## What the task asks
Transcribe every line of the listing below without any deviation.

## Extracted material

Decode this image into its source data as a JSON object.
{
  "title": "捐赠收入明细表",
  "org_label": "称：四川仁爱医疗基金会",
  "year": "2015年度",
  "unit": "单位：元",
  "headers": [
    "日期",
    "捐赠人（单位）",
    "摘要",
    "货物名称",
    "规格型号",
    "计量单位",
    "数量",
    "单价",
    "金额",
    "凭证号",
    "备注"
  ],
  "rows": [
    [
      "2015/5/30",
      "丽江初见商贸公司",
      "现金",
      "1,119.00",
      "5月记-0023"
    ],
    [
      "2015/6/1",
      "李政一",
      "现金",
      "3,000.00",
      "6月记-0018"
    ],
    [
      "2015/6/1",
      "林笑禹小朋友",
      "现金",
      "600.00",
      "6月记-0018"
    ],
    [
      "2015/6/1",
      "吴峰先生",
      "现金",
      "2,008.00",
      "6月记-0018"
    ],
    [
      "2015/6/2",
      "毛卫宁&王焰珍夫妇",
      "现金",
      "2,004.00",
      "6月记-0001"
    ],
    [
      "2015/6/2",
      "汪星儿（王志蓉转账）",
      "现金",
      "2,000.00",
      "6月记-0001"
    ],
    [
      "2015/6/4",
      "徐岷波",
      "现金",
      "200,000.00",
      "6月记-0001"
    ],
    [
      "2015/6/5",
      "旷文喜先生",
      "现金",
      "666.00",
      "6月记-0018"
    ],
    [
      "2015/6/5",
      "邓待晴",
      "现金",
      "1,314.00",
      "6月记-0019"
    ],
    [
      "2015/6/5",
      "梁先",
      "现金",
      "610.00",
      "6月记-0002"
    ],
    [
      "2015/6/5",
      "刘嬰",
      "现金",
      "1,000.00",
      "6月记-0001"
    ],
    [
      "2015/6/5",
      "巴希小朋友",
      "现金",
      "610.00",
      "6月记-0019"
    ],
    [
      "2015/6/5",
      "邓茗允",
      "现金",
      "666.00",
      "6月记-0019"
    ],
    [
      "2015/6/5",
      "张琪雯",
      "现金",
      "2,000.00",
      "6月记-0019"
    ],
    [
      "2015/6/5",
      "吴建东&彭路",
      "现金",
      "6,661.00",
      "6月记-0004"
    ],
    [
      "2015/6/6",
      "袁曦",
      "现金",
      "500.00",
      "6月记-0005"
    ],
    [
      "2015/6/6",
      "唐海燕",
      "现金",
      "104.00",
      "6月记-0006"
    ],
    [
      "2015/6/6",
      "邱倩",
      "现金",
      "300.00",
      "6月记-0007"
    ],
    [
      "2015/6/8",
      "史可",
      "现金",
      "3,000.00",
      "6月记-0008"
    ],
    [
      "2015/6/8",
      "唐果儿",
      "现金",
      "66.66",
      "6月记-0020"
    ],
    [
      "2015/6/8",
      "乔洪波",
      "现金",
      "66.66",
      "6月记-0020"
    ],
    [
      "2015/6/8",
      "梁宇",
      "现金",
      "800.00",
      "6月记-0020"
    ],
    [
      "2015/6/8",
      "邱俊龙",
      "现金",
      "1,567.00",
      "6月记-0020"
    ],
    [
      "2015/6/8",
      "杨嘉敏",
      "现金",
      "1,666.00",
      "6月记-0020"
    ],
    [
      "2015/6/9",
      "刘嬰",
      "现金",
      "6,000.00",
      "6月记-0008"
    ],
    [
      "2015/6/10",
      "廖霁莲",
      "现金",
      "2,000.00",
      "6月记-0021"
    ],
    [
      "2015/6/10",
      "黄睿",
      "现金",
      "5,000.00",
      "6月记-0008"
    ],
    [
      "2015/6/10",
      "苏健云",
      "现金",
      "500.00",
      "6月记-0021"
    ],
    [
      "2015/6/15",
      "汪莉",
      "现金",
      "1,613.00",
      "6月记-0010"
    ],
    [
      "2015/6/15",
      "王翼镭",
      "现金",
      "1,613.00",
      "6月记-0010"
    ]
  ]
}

## Exercise result
Decode this image into its source data as a JSON object.
{
  "title": "捐赠收入明细表",
  "org_label": "称：四川仁爱医疗基金会",
  "year": "2015年度",
  "unit": "单位：元",
  "headers": [
    "日期",
    "捐赠人（单位）",
    "摘要",
    "货物名称",
    "规格型号",
    "计量单位",
    "数量",
    "单价",
    "金额",
    "凭证号",
    "备注"
  ],
  "rows": [
    [
      "2015/5/30",
      "丽江初见商贸公司",
      "现金",
      "1,119.00",
      "5月记-0023"
    ],
    [
      "2015/6/1",
      "李政一",
      "现金",
      "3,000.00",
      "6月记-0018"
    ],
    [
      "2015/6/1",
      "林笑禹小朋友",
      "现金",
      "600.00",
      "6月记-0018"
    ],
    [
      "2015/6/1",
      "吴峰先生",
      "现金",
      "2,008.00",
      "6月记-0018"
    ],
    [
      "2015/6/2",
      "毛卫宁&王焰珍夫妇",
      "现金",
      "2,004.00",
      "6月记-0001"
    ],
    [
      "2015/6/2",
      "汪星儿（王志蓉转账）",
      "现金",
      "2,000.00",
      "6月记-0001"
    ],
    [
      "2015/6/4",
      "徐岷波",
      "现金",
      "200,000.00",
      "6月记-0001"
    ],
    [
      "2015/6/5",
      "旷文喜先生",
      "现金",
      "666.00",
      "6月记-0018"
    ],
    [
      "2015/6/5",
      "邓待晴",
      "现金",
      "1,314.00",
      "6月记-0019"
    ],
    [
      "2015/6/5",
      "梁先",
      "现金",
      "610.00",
      "6月记-0002"
    ],
    [
      "2015/6/5",
      "刘嬰",
      "现金",
      "1,000.00",
      "6月记-0001"
    ],
    [
      "2015/6/5",
      "巴希小朋友",
      "现金",
      "610.00",
      "6月记-0019"
    ],
    [
      "2015/6/5",
      "邓茗允",
      "现金",
      "666.00",
      "6月记-0019"
    ],
    [
      "2015/6/5",
      "张琪雯",
      "现金",
      "2,000.00",
      "6月记-0019"
    ],
    [
      "2015/6/5",
      "吴建东&彭路",
      "现金",
      "6,661.00",
      "6月记-0004"
    ],
    [
      "2015/6/6",
      "袁曦",
      "现金",
      "500.00",
      "6月记-0005"
    ],
    [
      "2015/6/6",
      "唐海燕",
      "现金",
      "104.00",
      "6月记-0006"
    ],
    [
      "2015/6/6",
      "邱倩",
      "现金",
      "300.00",
      "6月记-0007"
    ],
    [
      "2015/6/8",
      "史可",
      "现金",
      "3,000.00",
      "6月记-0008"
    ],
    [
      "2015/6/8",
      "唐果儿",
      "现金",
      "66.66",
      "6月记-0020"
    ],
    [
      "2015/6/8",
      "乔洪波",
      "现金",
      "66.66",
      "6月记-0020"
    ],
    [
      "2015/6/8",
      "梁宇",
      "现金",
      "800.00",
      "6月记-0020"
    ],
    [
      "2015/6/8",
      "邱俊龙",
      "现金",
      "1,567.00",
      "6月记-0020"
    ],
    [
      "2015/6/8",
      "杨嘉敏",
      "现金",
      "1,666.00",
      "6月记-0020"
    ],
    [
      "2015/6/9",
      "刘嬰",
      "现金",
      "6,000.00",
      "6月记-0008"
    ],
    [
      "2015/6/10",
      "廖霁莲",
      "现金",
      "2,000.00",
      "6月记-0021"
    ],
    [
      "2015/6/10",
      "黄睿",
      "现金",
      "5,000.00",
      "6月记-0008"
    ],
    [
      "2015/6/10",
      "苏健云",
      "现金",
      "500.00",
      "6月记-0021"
    ],
    [
      "2015/6/15",
      "汪莉",
      "现金",
      "1,613.00",
      "6月记-0010"
    ],
    [
      "2015/6/15",
      "王翼镭",
      "现金",
      "1,613.00",
      "6月记-0010"
    ]
  ]
}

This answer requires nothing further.